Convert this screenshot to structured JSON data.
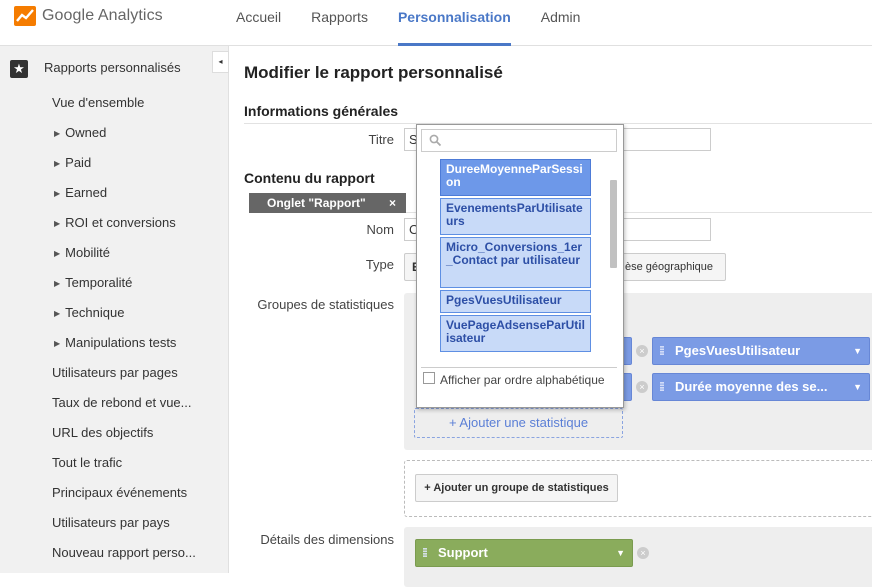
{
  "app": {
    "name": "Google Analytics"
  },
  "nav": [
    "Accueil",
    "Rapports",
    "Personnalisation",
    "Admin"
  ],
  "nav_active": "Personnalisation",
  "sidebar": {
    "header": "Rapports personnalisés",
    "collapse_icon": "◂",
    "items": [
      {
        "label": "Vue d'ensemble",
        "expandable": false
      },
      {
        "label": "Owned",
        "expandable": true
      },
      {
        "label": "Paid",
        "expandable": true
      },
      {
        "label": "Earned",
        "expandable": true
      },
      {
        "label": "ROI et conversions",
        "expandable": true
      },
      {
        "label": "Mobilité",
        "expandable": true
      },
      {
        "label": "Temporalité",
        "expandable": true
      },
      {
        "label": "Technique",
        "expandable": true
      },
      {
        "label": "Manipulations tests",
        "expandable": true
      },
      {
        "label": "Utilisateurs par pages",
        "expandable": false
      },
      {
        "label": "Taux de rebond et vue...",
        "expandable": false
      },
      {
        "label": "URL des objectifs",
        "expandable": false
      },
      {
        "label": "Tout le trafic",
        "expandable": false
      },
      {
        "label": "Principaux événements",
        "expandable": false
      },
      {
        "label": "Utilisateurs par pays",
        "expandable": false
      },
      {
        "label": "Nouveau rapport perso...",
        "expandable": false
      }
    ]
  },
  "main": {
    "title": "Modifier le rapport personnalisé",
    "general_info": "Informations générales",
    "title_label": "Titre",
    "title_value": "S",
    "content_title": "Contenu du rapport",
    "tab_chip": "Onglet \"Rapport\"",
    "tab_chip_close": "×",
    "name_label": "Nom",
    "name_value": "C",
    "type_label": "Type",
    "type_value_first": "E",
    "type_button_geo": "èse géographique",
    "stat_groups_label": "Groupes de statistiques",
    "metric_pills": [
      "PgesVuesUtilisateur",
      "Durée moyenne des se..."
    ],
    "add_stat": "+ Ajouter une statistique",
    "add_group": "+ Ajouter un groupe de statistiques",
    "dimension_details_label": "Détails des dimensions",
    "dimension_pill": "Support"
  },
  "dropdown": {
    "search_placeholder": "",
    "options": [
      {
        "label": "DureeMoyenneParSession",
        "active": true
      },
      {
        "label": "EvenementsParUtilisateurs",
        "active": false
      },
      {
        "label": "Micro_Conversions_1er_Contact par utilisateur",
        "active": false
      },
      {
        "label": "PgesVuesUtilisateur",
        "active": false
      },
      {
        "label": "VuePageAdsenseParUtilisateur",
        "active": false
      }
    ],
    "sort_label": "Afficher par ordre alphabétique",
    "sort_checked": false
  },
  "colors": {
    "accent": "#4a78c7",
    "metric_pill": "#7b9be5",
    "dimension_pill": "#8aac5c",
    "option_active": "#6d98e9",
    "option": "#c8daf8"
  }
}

══════════

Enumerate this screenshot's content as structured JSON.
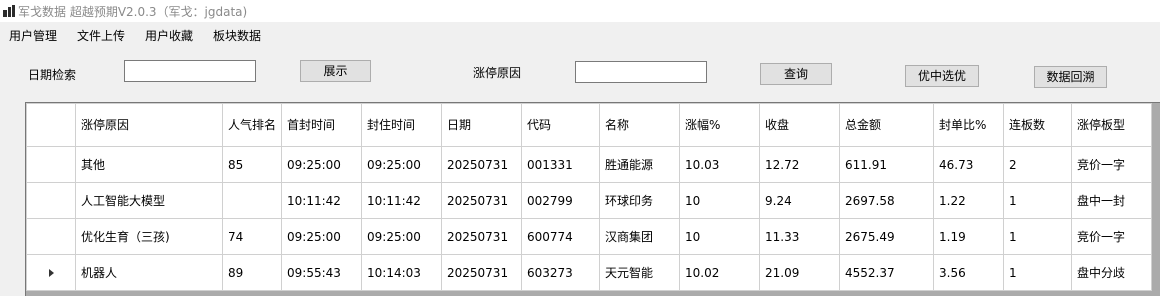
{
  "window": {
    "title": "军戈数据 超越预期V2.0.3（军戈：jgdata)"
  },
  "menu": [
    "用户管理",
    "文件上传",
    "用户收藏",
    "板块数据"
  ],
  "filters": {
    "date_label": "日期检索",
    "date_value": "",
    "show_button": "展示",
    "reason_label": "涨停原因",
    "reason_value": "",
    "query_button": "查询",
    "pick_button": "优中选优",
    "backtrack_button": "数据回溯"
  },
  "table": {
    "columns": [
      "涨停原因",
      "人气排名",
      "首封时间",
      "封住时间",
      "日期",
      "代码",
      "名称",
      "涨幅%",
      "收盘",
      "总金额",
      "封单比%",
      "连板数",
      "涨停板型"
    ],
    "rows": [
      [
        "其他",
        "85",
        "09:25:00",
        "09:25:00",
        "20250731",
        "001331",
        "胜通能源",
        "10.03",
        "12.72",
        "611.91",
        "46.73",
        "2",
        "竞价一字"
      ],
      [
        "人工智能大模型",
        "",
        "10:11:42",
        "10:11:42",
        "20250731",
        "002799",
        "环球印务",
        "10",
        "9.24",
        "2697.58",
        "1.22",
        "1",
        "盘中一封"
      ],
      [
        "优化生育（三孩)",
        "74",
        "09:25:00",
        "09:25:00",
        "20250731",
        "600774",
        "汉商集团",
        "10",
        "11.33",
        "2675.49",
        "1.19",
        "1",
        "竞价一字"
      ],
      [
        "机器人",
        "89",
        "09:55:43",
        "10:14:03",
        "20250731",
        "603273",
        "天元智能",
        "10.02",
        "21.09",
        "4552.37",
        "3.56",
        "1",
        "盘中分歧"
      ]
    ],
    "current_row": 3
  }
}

══════════

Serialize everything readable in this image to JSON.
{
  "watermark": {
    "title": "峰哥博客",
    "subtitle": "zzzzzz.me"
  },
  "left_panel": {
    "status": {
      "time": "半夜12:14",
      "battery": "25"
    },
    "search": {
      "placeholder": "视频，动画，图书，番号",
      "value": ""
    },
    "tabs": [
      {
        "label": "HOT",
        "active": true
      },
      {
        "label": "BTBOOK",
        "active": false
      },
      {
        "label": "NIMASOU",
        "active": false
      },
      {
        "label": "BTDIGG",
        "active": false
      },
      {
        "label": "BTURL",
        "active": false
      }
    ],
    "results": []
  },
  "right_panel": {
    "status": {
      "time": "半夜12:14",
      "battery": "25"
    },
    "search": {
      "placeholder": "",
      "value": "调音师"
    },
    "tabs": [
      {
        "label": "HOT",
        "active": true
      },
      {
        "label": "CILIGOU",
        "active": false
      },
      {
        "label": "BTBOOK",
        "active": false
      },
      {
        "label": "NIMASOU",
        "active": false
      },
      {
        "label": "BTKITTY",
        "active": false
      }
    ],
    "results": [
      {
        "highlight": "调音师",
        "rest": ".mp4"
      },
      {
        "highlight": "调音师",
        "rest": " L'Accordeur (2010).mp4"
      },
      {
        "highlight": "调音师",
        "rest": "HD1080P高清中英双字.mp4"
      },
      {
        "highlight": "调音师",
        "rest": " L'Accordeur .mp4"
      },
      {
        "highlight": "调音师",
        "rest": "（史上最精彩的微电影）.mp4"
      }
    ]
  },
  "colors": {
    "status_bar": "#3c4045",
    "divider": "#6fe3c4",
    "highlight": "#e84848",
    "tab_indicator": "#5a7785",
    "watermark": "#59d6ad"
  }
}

══════════

### YOUR OBJECTIVE:
In the entries above, identify each line that includes the string "Ajouter", then copy it.

### FINISHED EXERCISE:
    "add_stat": "+ Ajouter une statistique",
    "add_group": "+ Ajouter un groupe de statistiques",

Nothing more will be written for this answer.